● PROBLEM TO SOLVE:
Quote all entries exactly, leaving pictures aside.
--- Begin ---
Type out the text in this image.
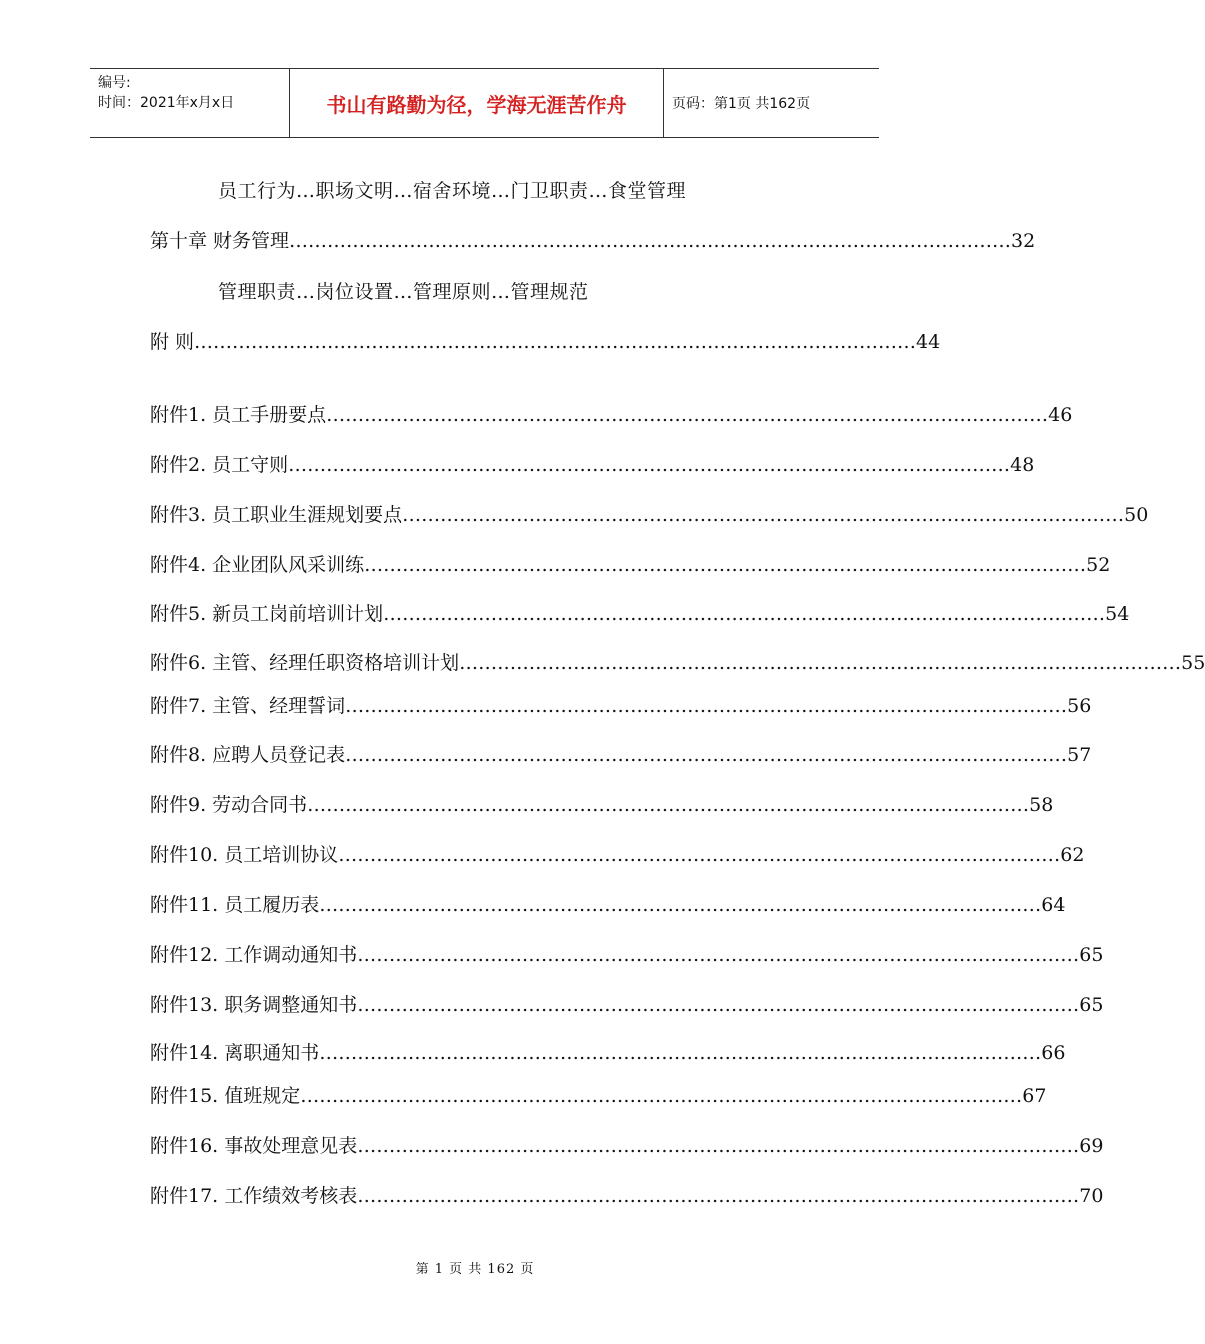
编号:
时间：2021年x月x日	书山有路勤为径，学海无涯苦作舟	页码：第1页 共162页
员工行为…职场文明…宿舍环境…门卫职责…食堂管理
管理职责…岗位设置…管理原则…管理规范
第十章 财务管理 …………………………………………………………………………………………………… 32
附 则 …………………………………………………………………………………………………… 44
附件1. 员工手册要点 …………………………………………………………………………………………………… 46
附件2. 员工守则 …………………………………………………………………………………………………… 48
附件3. 员工职业生涯规划要点 …………………………………………………………………………………………………… 50
附件4. 企业团队风采训练 …………………………………………………………………………………………………… 52
附件5. 新员工岗前培训计划 …………………………………………………………………………………………………… 54
附件6. 主管、经理任职资格培训计划 …………………………………………………………………………………………………… 55
附件7. 主管、经理誓词 …………………………………………………………………………………………………… 56
附件8. 应聘人员登记表 …………………………………………………………………………………………………… 57
附件9. 劳动合同书 …………………………………………………………………………………………………… 58
附件10. 员工培训协议 …………………………………………………………………………………………………… 62
附件11. 员工履历表 …………………………………………………………………………………………………… 64
附件12. 工作调动通知书 …………………………………………………………………………………………………… 65
附件13. 职务调整通知书 …………………………………………………………………………………………………… 65
附件14. 离职通知书 …………………………………………………………………………………………………… 66
附件15. 值班规定 …………………………………………………………………………………………………… 67
附件16. 事故处理意见表 …………………………………………………………………………………………………… 69
附件17. 工作绩效考核表 …………………………………………………………………………………………………… 70
第 1 页 共 162 页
--- End ---
● ANSWER IN FULL:
Type out the text in this image.
编号:
时间：2021年x月x日	书山有路勤为径，学海无涯苦作舟	页码：第1页 共162页
员工行为…职场文明…宿舍环境…门卫职责…食堂管理
管理职责…岗位设置…管理原则…管理规范
第十章 财务管理 …………………………………………………………………………………………………… 32
附 则 …………………………………………………………………………………………………… 44
附件1. 员工手册要点 …………………………………………………………………………………………………… 46
附件2. 员工守则 …………………………………………………………………………………………………… 48
附件3. 员工职业生涯规划要点 …………………………………………………………………………………………………… 50
附件4. 企业团队风采训练 …………………………………………………………………………………………………… 52
附件5. 新员工岗前培训计划 …………………………………………………………………………………………………… 54
附件6. 主管、经理任职资格培训计划 …………………………………………………………………………………………………… 55
附件7. 主管、经理誓词 …………………………………………………………………………………………………… 56
附件8. 应聘人员登记表 …………………………………………………………………………………………………… 57
附件9. 劳动合同书 …………………………………………………………………………………………………… 58
附件10. 员工培训协议 …………………………………………………………………………………………………… 62
附件11. 员工履历表 …………………………………………………………………………………………………… 64
附件12. 工作调动通知书 …………………………………………………………………………………………………… 65
附件13. 职务调整通知书 …………………………………………………………………………………………………… 65
附件14. 离职通知书 …………………………………………………………………………………………………… 66
附件15. 值班规定 …………………………………………………………………………………………………… 67
附件16. 事故处理意见表 …………………………………………………………………………………………………… 69
附件17. 工作绩效考核表 …………………………………………………………………………………………………… 70
第 1 页 共 162 页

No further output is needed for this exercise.